◆ Task description ◆
Please retype the records below exactly, leaving out any pictures.

* * *

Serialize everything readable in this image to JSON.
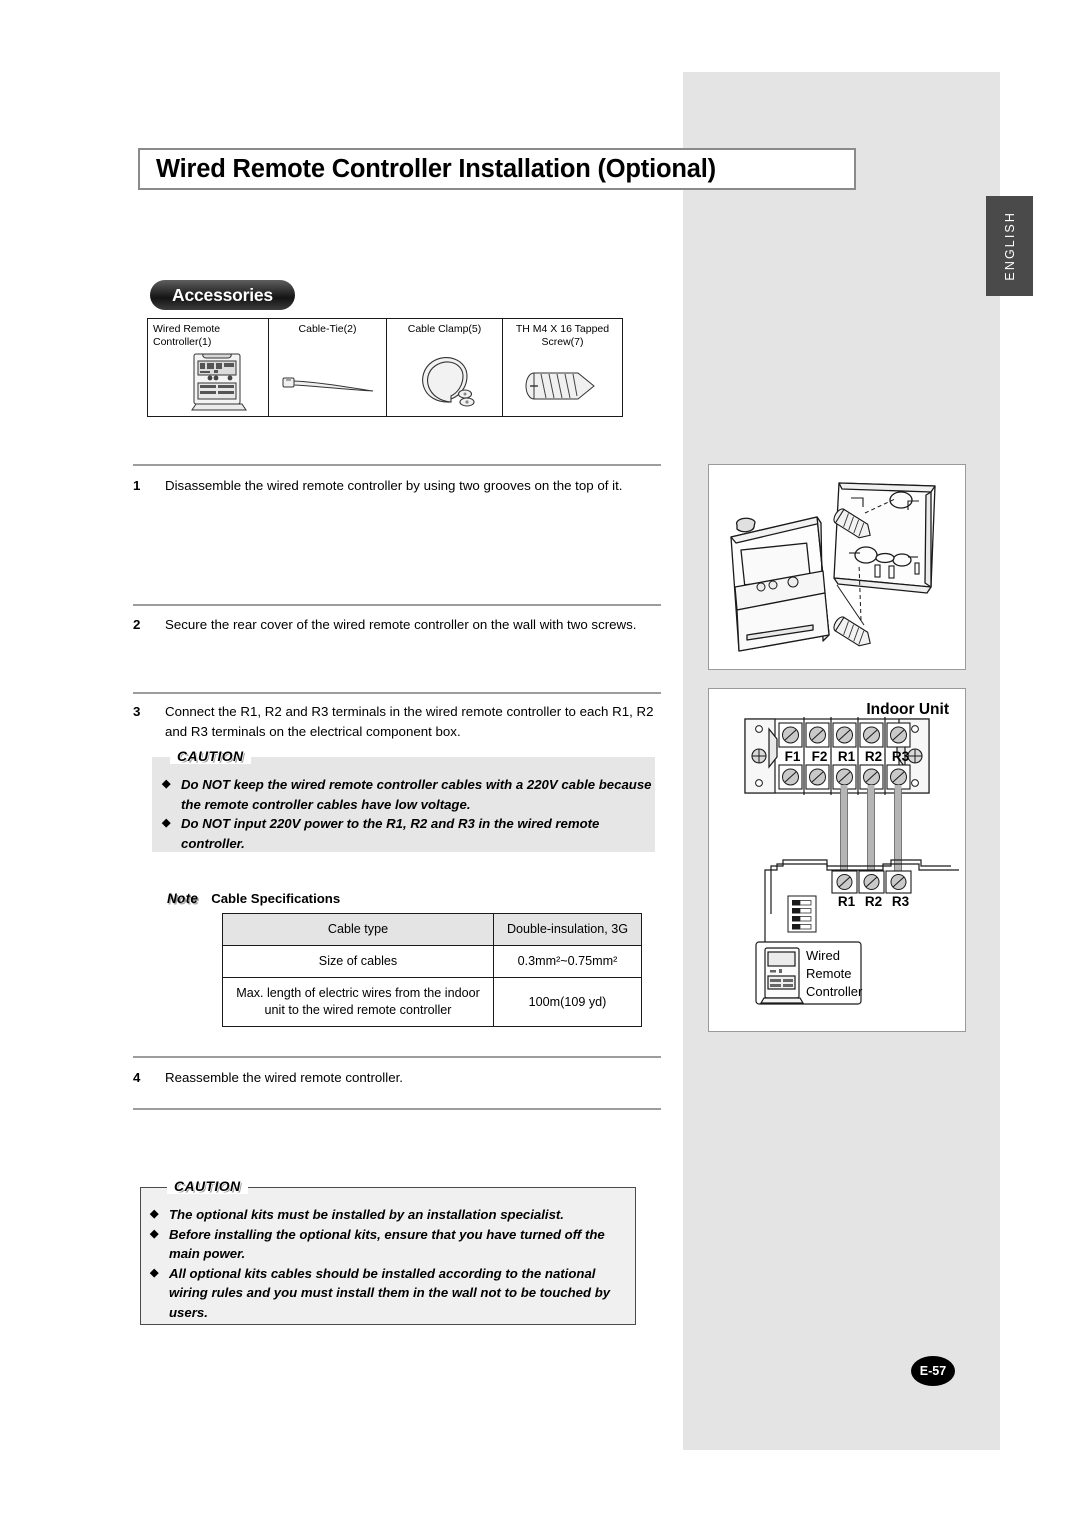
{
  "document": {
    "title": "Wired Remote Controller Installation (Optional)",
    "language_tab": "ENGLISH",
    "page_number": "E-57"
  },
  "accessories": {
    "heading": "Accessories",
    "items": [
      {
        "label_line1": "Wired Remote",
        "label_line2": "Controller(1)",
        "icon": "wired-remote-controller-icon"
      },
      {
        "label_line1": "Cable-Tie(2)",
        "label_line2": "",
        "icon": "cable-tie-icon"
      },
      {
        "label_line1": "Cable Clamp(5)",
        "label_line2": "",
        "icon": "cable-clamp-icon"
      },
      {
        "label_line1": "TH M4 X 16 Tapped",
        "label_line2": "Screw(7)",
        "icon": "tapped-screw-icon"
      }
    ]
  },
  "steps": [
    {
      "num": "1",
      "text": "Disassemble the wired remote controller by using two grooves on the top of it."
    },
    {
      "num": "2",
      "text": "Secure the rear cover of the wired remote controller on the wall with two screws."
    },
    {
      "num": "3",
      "text": "Connect the R1, R2 and R3 terminals in the wired remote controller to each R1, R2 and R3 terminals on the electrical component box."
    },
    {
      "num": "4",
      "text": "Reassemble the wired remote controller."
    }
  ],
  "caution_top": {
    "label": "CAUTION",
    "bullets": [
      "Do NOT keep the wired remote  controller cables with a 220V cable because  the remote controller cables have low voltage.",
      "Do NOT input 220V power to the R1, R2 and R3 in the wired remote controller."
    ]
  },
  "note": {
    "label": "Note",
    "title": "Cable Specifications",
    "table": {
      "rows": [
        {
          "key": "Cable type",
          "value": "Double-insulation, 3G"
        },
        {
          "key": "Size of cables",
          "value": "0.3mm²~0.75mm²"
        },
        {
          "key": "Max. length of electric wires from the indoor unit to the wired remote controller",
          "value": "100m(109 yd)"
        }
      ]
    }
  },
  "caution_bottom": {
    "label": "CAUTION",
    "bullets": [
      "The optional kits must be installed by an installation specialist.",
      "Before installing the optional kits, ensure that you have turned off the main power.",
      "All optional kits cables should be installed according to the national wiring rules and you must install them in the wall not to be touched by users."
    ]
  },
  "figures": {
    "disassembly": {
      "name": "controller-disassembly-diagram"
    },
    "wiring": {
      "title": "Indoor Unit",
      "terminal_labels": [
        "F1",
        "F2",
        "R1",
        "R2",
        "R3"
      ],
      "remote_terminal_labels": [
        "R1",
        "R2",
        "R3"
      ],
      "device_label_line1": "Wired",
      "device_label_line2": "Remote",
      "device_label_line3": "Controller"
    }
  },
  "colors": {
    "panel_gray": "#e4e4e4",
    "tab_gray": "#4a4a4a",
    "caution_gray": "#e6e6e6",
    "ink": "#000000"
  }
}
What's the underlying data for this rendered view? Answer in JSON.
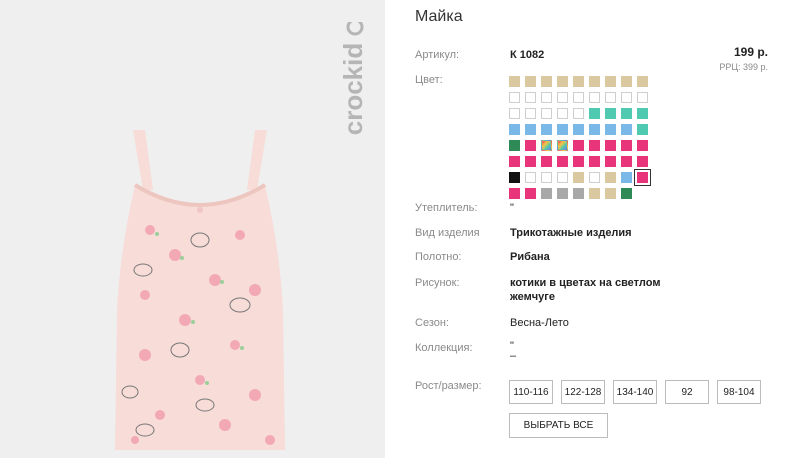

* * *

◆ Solved problem ◆
Serialize everything readable in this image to JSON.
{
  "document": {
    "title": "Wired Remote Controller Installation (Optional)",
    "language_tab": "ENGLISH",
    "page_number": "E-57"
  },
  "accessories": {
    "heading": "Accessories",
    "items": [
      {
        "label_line1": "Wired Remote",
        "label_line2": "Controller(1)",
        "icon": "wired-remote-controller-icon"
      },
      {
        "label_line1": "Cable-Tie(2)",
        "label_line2": "",
        "icon": "cable-tie-icon"
      },
      {
        "label_line1": "Cable Clamp(5)",
        "label_line2": "",
        "icon": "cable-clamp-icon"
      },
      {
        "label_line1": "TH M4 X 16 Tapped",
        "label_line2": "Screw(7)",
        "icon": "tapped-screw-icon"
      }
    ]
  },
  "steps": [
    {
      "num": "1",
      "text": "Disassemble the wired remote controller by using two grooves on the top of it."
    },
    {
      "num": "2",
      "text": "Secure the rear cover of the wired remote controller on the wall with two screws."
    },
    {
      "num": "3",
      "text": "Connect the R1, R2 and R3 terminals in the wired remote controller to each R1, R2 and R3 terminals on the electrical component box."
    },
    {
      "num": "4",
      "text": "Reassemble the wired remote controller."
    }
  ],
  "caution_top": {
    "label": "CAUTION",
    "bullets": [
      "Do NOT keep the wired remote  controller cables with a 220V cable because  the remote controller cables have low voltage.",
      "Do NOT input 220V power to the R1, R2 and R3 in the wired remote controller."
    ]
  },
  "note": {
    "label": "Note",
    "title": "Cable Specifications",
    "table": {
      "rows": [
        {
          "key": "Cable type",
          "value": "Double-insulation, 3G"
        },
        {
          "key": "Size of cables",
          "value": "0.3mm²~0.75mm²"
        },
        {
          "key": "Max. length of electric wires from the indoor unit to the wired remote controller",
          "value": "100m(109 yd)"
        }
      ]
    }
  },
  "caution_bottom": {
    "label": "CAUTION",
    "bullets": [
      "The optional kits must be installed by an installation specialist.",
      "Before installing the optional kits, ensure that you have turned off the main power.",
      "All optional kits cables should be installed according to the national wiring rules and you must install them in the wall not to be touched by users."
    ]
  },
  "figures": {
    "disassembly": {
      "name": "controller-disassembly-diagram"
    },
    "wiring": {
      "title": "Indoor Unit",
      "terminal_labels": [
        "F1",
        "F2",
        "R1",
        "R2",
        "R3"
      ],
      "remote_terminal_labels": [
        "R1",
        "R2",
        "R3"
      ],
      "device_label_line1": "Wired",
      "device_label_line2": "Remote",
      "device_label_line3": "Controller"
    }
  },
  "colors": {
    "panel_gray": "#e4e4e4",
    "tab_gray": "#4a4a4a",
    "caution_gray": "#e6e6e6",
    "ink": "#000000"
  }
}
What's the underlying data for this rendered view? Answer in JSON.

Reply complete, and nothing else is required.